Goal: Copy all of the records below verbatim.

--- BEGIN ---

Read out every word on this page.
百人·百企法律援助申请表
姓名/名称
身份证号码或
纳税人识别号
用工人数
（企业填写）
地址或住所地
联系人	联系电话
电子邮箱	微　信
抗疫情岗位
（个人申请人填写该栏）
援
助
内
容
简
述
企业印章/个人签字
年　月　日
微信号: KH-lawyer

--- END ---

Output for this task:
Read out every word on this page.
百人·百企法律援助申请表
姓名/名称
身份证号码或
纳税人识别号
用工人数
（企业填写）
地址或住所地
联系人	联系电话
电子邮箱	微　信
抗疫情岗位
（个人申请人填写该栏）
援
助
内
容
简
述
企业印章/个人签字
年　月　日
微信号: KH-lawyer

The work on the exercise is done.